▶ _Task requirements_
In the listing that follows, count each line where the word "thirty" appears; write nothing but the count.

── Data to process ──

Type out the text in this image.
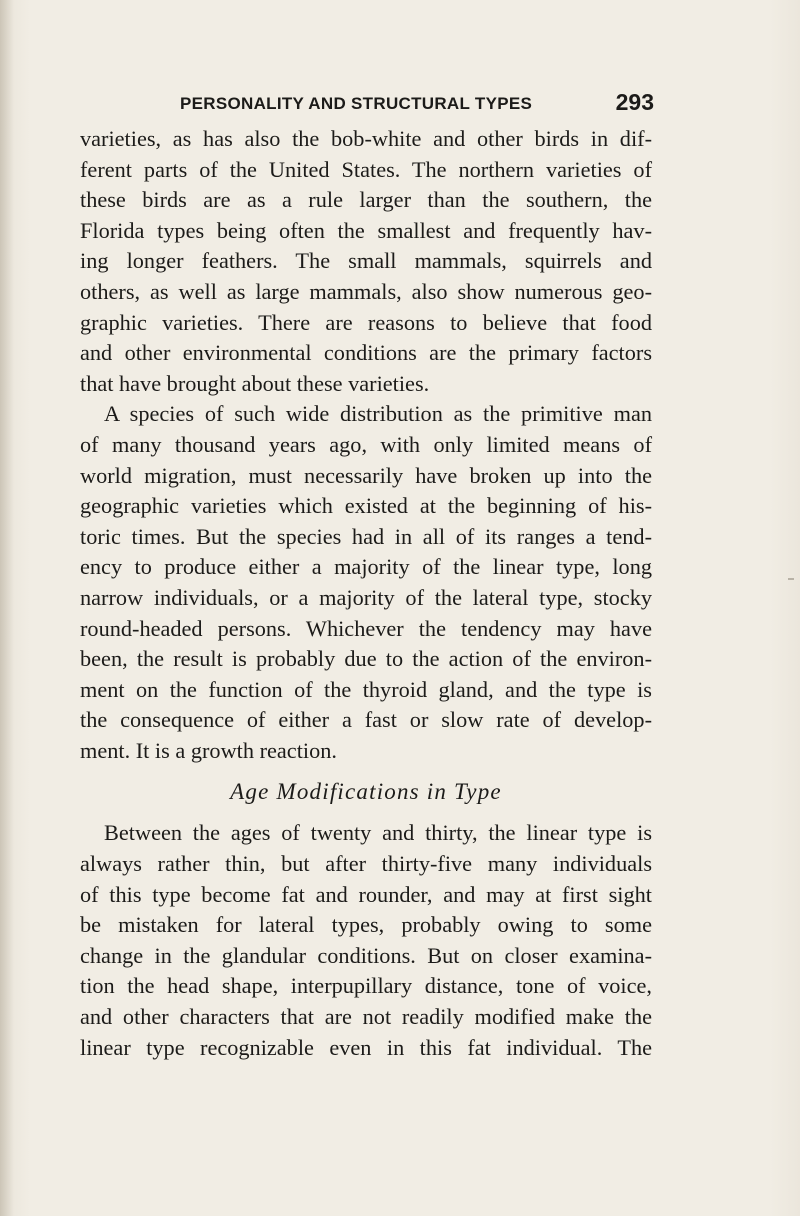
PERSONALITY AND STRUCTURAL TYPES	293
varieties, as has also the bob-white and other birds in dif-
ferent parts of the United States. The northern varieties of
these birds are as a rule larger than the southern, the
Florida types being often the smallest and frequently hav-
ing longer feathers. The small mammals, squirrels and
others, as well as large mammals, also show numerous geo-
graphic varieties. There are reasons to believe that food
and other environmental conditions are the primary factors
that have brought about these varieties.
A species of such wide distribution as the primitive man
of many thousand years ago, with only limited means of
world migration, must necessarily have broken up into the
geographic varieties which existed at the beginning of his-
toric times. But the species had in all of its ranges a tend-
ency to produce either a majority of the linear type, long
narrow individuals, or a majority of the lateral type, stocky
round-headed persons. Whichever the tendency may have
been, the result is probably due to the action of the environ-
ment on the function of the thyroid gland, and the type is
the consequence of either a fast or slow rate of develop-
ment. It is a growth reaction.
Age Modifications in Type
Between the ages of twenty and thirty, the linear type is
always rather thin, but after thirty-five many individuals
of this type become fat and rounder, and may at first sight
be mistaken for lateral types, probably owing to some
change in the glandular conditions. But on closer examina-
tion the head shape, interpupillary distance, tone of voice,
and other characters that are not readily modified make the
linear type recognizable even in this fat individual. The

───

▶ _Solution to this exercise_
2